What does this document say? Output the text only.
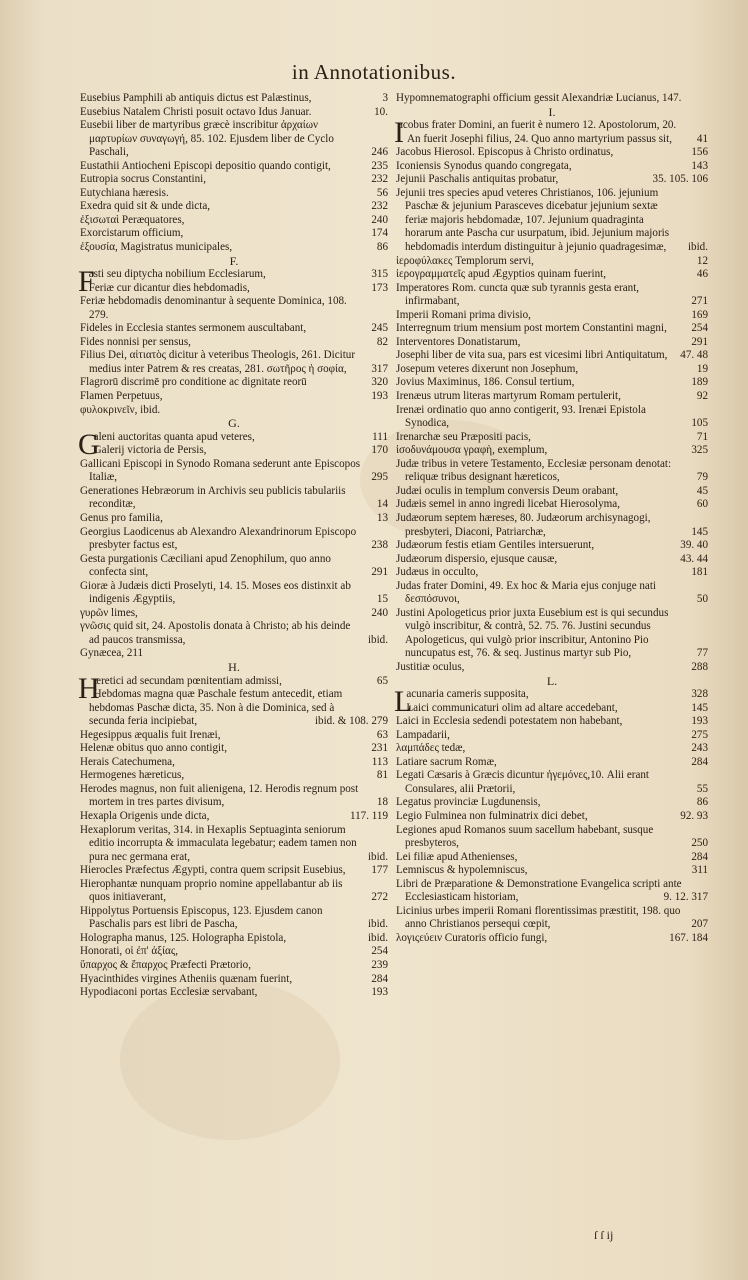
in Annotationibus.
Eusebius Pamphili ab antiquis dictus est Palæstinus,	3
Eusebius Natalem Christi posuit octavo Idus Januar.	10.
Eusebii liber de martyribus græcè inscribitur ἀρχαίων μαρτυρίων συναγωγή, 85. 102. Ejusdem liber de Cyclo Paschali,	246
Eustathii Antiocheni Episcopi depositio quando contigit,	235
Eutropia socrus Constantini,	232
Eutychiana hæresis.	56
Exedra quid sit & unde dicta,	232
ἐξισωταὶ Peræquatores,	240
Exorcistarum officium,	174
ἐξουσία, Magistratus municipales,	86
F.
F
asti seu diptycha nobilium Ecclesiarum,	315
Feriæ cur dicantur dies hebdomadis,	173
Feriæ hebdomadis denominantur à sequente Dominica, 108. 279.
Fideles in Ecclesia stantes sermonem auscultabant,	245
Fides nonnisi per sensus,	82
Filius Dei, αἰτιατὸς dicitur à veteribus Theologis, 261. Dicitur medius inter Patrem & res creatas, 281. σωτῆρος ἡ σοφία,	317
Flagrorū discrimē pro conditione ac dignitate reorū	320
Flamen Perpetuus,	193
φυλοκρινεῖν, ibid.
G.
G
aleni auctoritas quanta apud veteres,	111
Galerij victoria de Persis,	170
Gallicani Episcopi in Synodo Romana sederunt ante Episcopos Italiæ,	295
Generationes Hebræorum in Archivis seu publicis tabulariis reconditæ,	14
Genus pro familia,	13
Georgius Laodicenus ab Alexandro Alexandrinorum Episcopo presbyter factus est,	238
Gesta purgationis Cæciliani apud Zenophilum, quo anno confecta sint,	291
Gioræ à Judæis dicti Proselyti, 14. 15. Moses eos distinxit ab indigenis Ægyptiis,	15
γυρῶν limes,	240
γνῶσις quid sit, 24. Apostolis donata à Christo; ab his deinde ad paucos transmissa,	ibid.
Gynæcea, 211
H.
H
æretici ad secundam pœnitentiam admissi,	65
Hebdomas magna quæ Paschale festum antecedit, etiam hebdomas Paschæ dicta, 35. Non à die Dominica, sed à secunda feria incipiebat,	ibid. & 108. 279
Hegesippus æqualis fuit Irenæi,	63
Helenæ obitus quo anno contigit,	231
Herais Catechumena,	113
Hermogenes hæreticus,	81
Herodes magnus, non fuit alienigena, 12. Herodis regnum post mortem in tres partes divisum,	18
Hexapla Origenis unde dicta,	117. 119
Hexaplorum veritas, 314. in Hexaplis Septuaginta seniorum editio incorrupta & immaculata legebatur; eadem tamen non pura nec germana erat,	ibid.
Hierocles Præfectus Ægypti, contra quem scripsit Eusebius,	177
Hierophantæ nunquam proprio nomine appellabantur ab iis quos initiaverant,	272
Hippolytus Portuensis Episcopus, 123. Ejusdem canon Paschalis pars est libri de Pascha,	ibid.
Holographa manus, 125. Holographa Epistola,	ibid.
Honorati, οἱ ἐπ' ἀξίας,	254
ὕπαρχος & ἔπαρχος Præfecti Prætorio,	239
Hyacinthides virgines Atheniis quænam fuerint,	284
Hypodiaconi portas Ecclesiæ servabant,	193
Hypomnematographi officium gessit Alexandriæ Lucianus, 147.
I.
I
acobus frater Domini, an fuerit è numero 12. Apostolorum, 20. An fuerit Josephi filius, 24. Quo anno martyrium passus sit,	41
Jacobus Hierosol. Episcopus à Christo ordinatus,	156
Iconiensis Synodus quando congregata,	143
Jejunii Paschalis antiquitas probatur,	35. 105. 106
Jejunii tres species apud veteres Christianos, 106. jejunium Paschæ & jejunium Parasceves dicebatur jejunium sextæ feriæ majoris hebdomadæ, 107. Jejunium quadraginta horarum ante Pascha cur usurpatum, ibid. Jejunium majoris hebdomadis interdum distinguitur à jejunio quadragesimæ,	ibid.
ἱεροφύλακες Templorum servi,	12
ἱερογραμματεῖς apud Ægyptios quinam fuerint,	46
Imperatores Rom. cuncta quæ sub tyrannis gesta erant, infirmabant,	271
Imperii Romani prima divisio,	169
Interregnum trium mensium post mortem Constantini magni,	254
Interventores Donatistarum,	291
Josephi liber de vita sua, pars est vicesimi libri Antiquitatum,	47. 48
Josepum veteres dixerunt non Josephum,	19
Jovius Maximinus, 186. Consul tertium,	189
Irenæus utrum literas martyrum Romam pertulerit,	92
Irenæi ordinatio quo anno contigerit, 93. Irenæi Epistola Synodica,	105
Irenarchæ seu Præpositi pacis,	71
ἰσοδυνάμουσα γραφὴ, exemplum,	325
Judæ tribus in vetere Testamento, Ecclesiæ personam denotat: reliquæ tribus designant hæreticos,	79
Judæi oculis in templum conversis Deum orabant,	45
Judæis semel in anno ingredi licebat Hierosolyma,	60
Judæorum septem hæreses, 80. Judæorum archisynagogi, presbyteri, Diaconi, Patriarchæ,	145
Judæorum festis etiam Gentiles intersuerunt,	39. 40
Judæorum dispersio, ejusque causæ,	43. 44
Judæus in occulto,	181
Judas frater Domini, 49. Ex hoc & Maria ejus conjuge nati δεσπόσυνοι,	50
Justini Apologeticus prior juxta Eusebium est is qui secundus vulgò inscribitur, & contrà, 52. 75. 76. Justini secundus Apologeticus, qui vulgò prior inscribitur, Antonino Pio nuncupatus est, 76. & seq. Justinus martyr sub Pio,	77
Justitiæ oculus,	288
L.
L
acunaria cameris supposita,	328
Laici communicaturi olim ad altare accedebant,	145
Laici in Ecclesia sedendi potestatem non habebant,	193
Lampadarii,	275
λαμπάδες tedæ,	243
Latiare sacrum Romæ,	284
Legati Cæsaris à Græcis dicuntur ἡγεμόνες,10. Alii erant Consulares, alii Prætorii,	55
Legatus provinciæ Lugdunensis,	86
Legio Fulminea non fulminatrix dici debet,	92. 93
Legiones apud Romanos suum sacellum habebant, susque presbyteros,	250
Lei filiæ apud Athenienses,	284
Lemniscus & hypolemniscus,	311
Libri de Præparatione & Demonstratione Evangelica scripti ante Ecclesiasticam historiam,	9. 12. 317
Licinius urbes imperii Romani florentissimas præstitit, 198. quo anno Christianos persequi cœpit,	207
λογιςεύειν Curatoris officio fungi,	167. 184
ſ ſ ij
___
§ **TRY IT**
Find the word "pars" in the records. Copy every line it appears in.

§ **WRITTEN RESPONSE**
Hippolytus Portuensis Episcopus, 123. Ejusdem canon Paschalis pars est libri de Pascha,	ibid.
Josephi liber de vita sua, pars est vicesimi libri Antiquitatum,	47. 48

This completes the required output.